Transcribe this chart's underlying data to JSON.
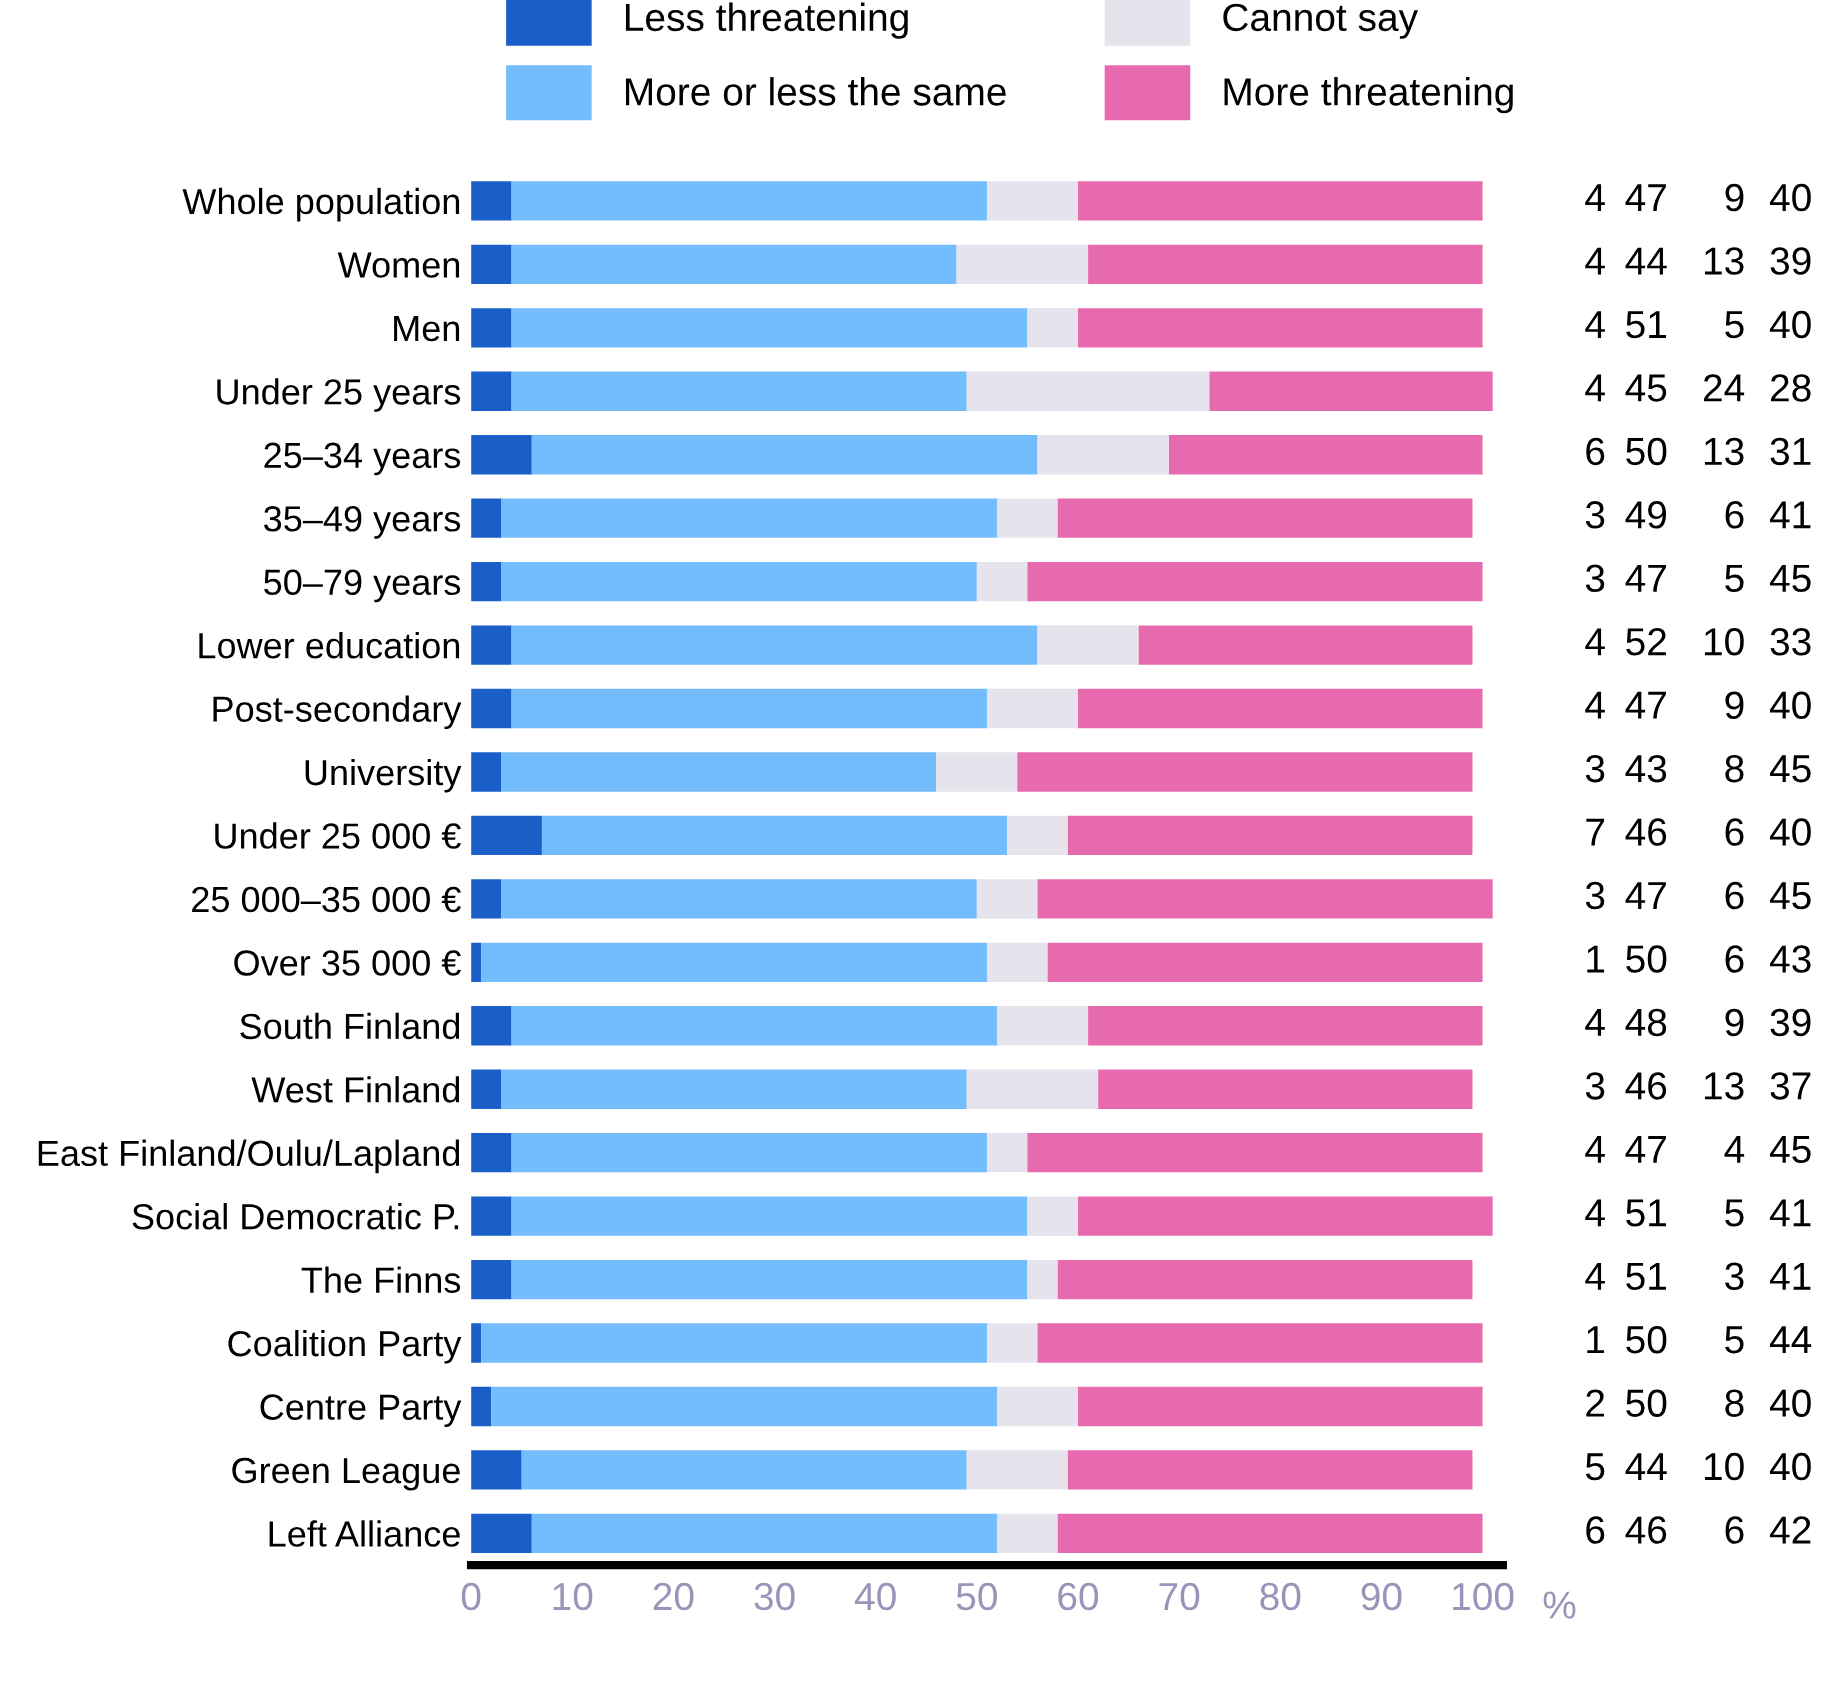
{
  "chart_data": {
    "type": "bar",
    "orientation": "horizontal",
    "stacked": true,
    "data_labels": true,
    "legend": "top",
    "grid": false,
    "xlabel": "%",
    "categories": [
      "Whole population",
      "Women",
      "Men",
      "Under 25 years",
      "25–34 years",
      "35–49 years",
      "50–79 years",
      "Lower education",
      "Post-secondary",
      "University",
      "Under 25 000 €",
      "25 000–35 000 €",
      "Over 35 000 €",
      "South Finland",
      "West Finland",
      "East Finland/Oulu/Lapland",
      "Social Democratic P.",
      "The Finns",
      "Coalition Party",
      "Centre Party",
      "Green League",
      "Left Alliance"
    ],
    "series": [
      {
        "name": "Less threatening",
        "color": "#1a5fc8",
        "values": [
          4,
          4,
          4,
          4,
          6,
          3,
          3,
          4,
          4,
          3,
          7,
          3,
          1,
          4,
          3,
          4,
          4,
          4,
          1,
          2,
          5,
          6
        ]
      },
      {
        "name": "More or less the same",
        "color": "#74bdfc",
        "values": [
          47,
          44,
          51,
          45,
          50,
          49,
          47,
          52,
          47,
          43,
          46,
          47,
          50,
          48,
          46,
          47,
          51,
          51,
          50,
          50,
          44,
          46
        ]
      },
      {
        "name": "Cannot say",
        "color": "#e6e3ec",
        "values": [
          9,
          13,
          5,
          24,
          13,
          6,
          5,
          10,
          9,
          8,
          6,
          6,
          6,
          9,
          13,
          4,
          5,
          3,
          5,
          8,
          10,
          6
        ]
      },
      {
        "name": "More threatening",
        "color": "#e86aae",
        "values": [
          40,
          39,
          40,
          28,
          31,
          41,
          45,
          33,
          40,
          45,
          40,
          45,
          43,
          39,
          37,
          45,
          41,
          41,
          44,
          40,
          40,
          42
        ]
      }
    ],
    "xlim": [
      0,
      102
    ],
    "xticks": [
      0,
      10,
      20,
      30,
      40,
      50,
      60,
      70,
      80,
      90,
      100
    ]
  }
}
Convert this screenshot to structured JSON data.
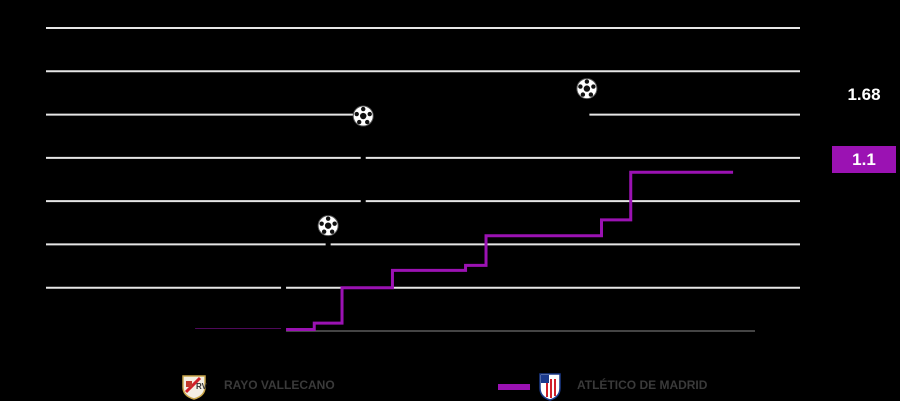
{
  "chart_data": {
    "type": "line",
    "step": true,
    "title": "",
    "xlabel": "",
    "ylabel": "",
    "xlim": [
      0,
      97
    ],
    "ylim": [
      0,
      2.1
    ],
    "grid": true,
    "gridlines_y": [
      0.3,
      0.6,
      0.9,
      1.2,
      1.5,
      1.8,
      2.1
    ],
    "legend_position": "bottom",
    "series": [
      {
        "name": "RAYO VALLECANO",
        "color": "#000000",
        "final_label": "1.68",
        "points": [
          [
            0,
            0
          ],
          [
            32.5,
            0
          ],
          [
            32.5,
            0.36
          ],
          [
            38.6,
            0.36
          ],
          [
            38.6,
            0.73
          ],
          [
            43.4,
            0.73
          ],
          [
            43.4,
            1.49
          ],
          [
            74,
            1.49
          ],
          [
            74,
            1.68
          ],
          [
            94,
            1.68
          ]
        ],
        "goals": [
          [
            38.6,
            0.73
          ],
          [
            43.4,
            1.49
          ],
          [
            74,
            1.68
          ]
        ]
      },
      {
        "name": "ATLÉTICO DE MADRID",
        "color": "#9b12b3",
        "final_label": "1.1",
        "points": [
          [
            0,
            0
          ],
          [
            20.6,
            0
          ],
          [
            20.6,
            0.01
          ],
          [
            36.7,
            0.01
          ],
          [
            36.7,
            0.055
          ],
          [
            40.5,
            0.055
          ],
          [
            40.5,
            0.3
          ],
          [
            47.4,
            0.3
          ],
          [
            47.4,
            0.42
          ],
          [
            57.4,
            0.42
          ],
          [
            57.4,
            0.455
          ],
          [
            60.2,
            0.455
          ],
          [
            60.2,
            0.66
          ],
          [
            76,
            0.66
          ],
          [
            76,
            0.77
          ],
          [
            80,
            0.77
          ],
          [
            80,
            1.1
          ],
          [
            94,
            1.1
          ]
        ],
        "goals": []
      }
    ]
  }
}
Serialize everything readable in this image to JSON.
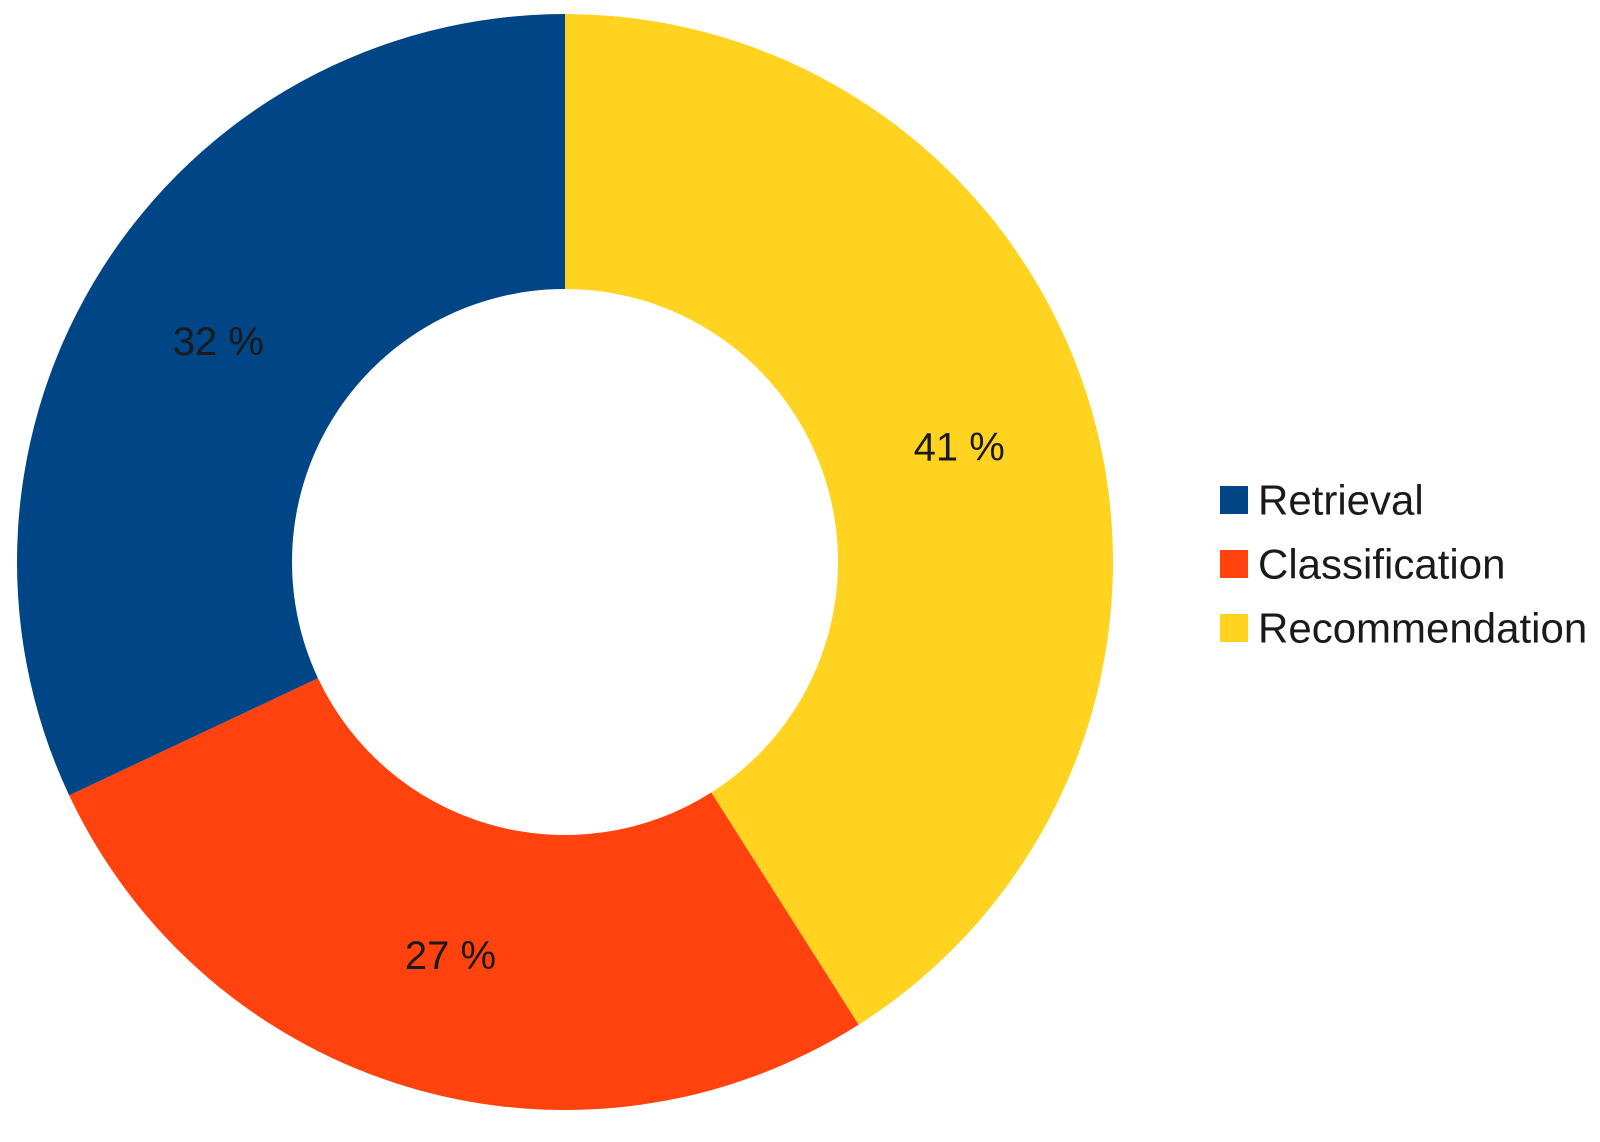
{
  "chart_data": {
    "type": "pie",
    "donut": true,
    "title": "",
    "legend_position": "right",
    "slices": [
      {
        "label": "Retrieval",
        "value": 32,
        "value_label": "32 %",
        "color": "#004586"
      },
      {
        "label": "Classification",
        "value": 27,
        "value_label": "27 %",
        "color": "#ff420e"
      },
      {
        "label": "Recommendation",
        "value": 41,
        "value_label": "41 %",
        "color": "#ffd320"
      }
    ]
  }
}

==============================

Using the entries above, state how many lines include the word "JSON", with no other words.

3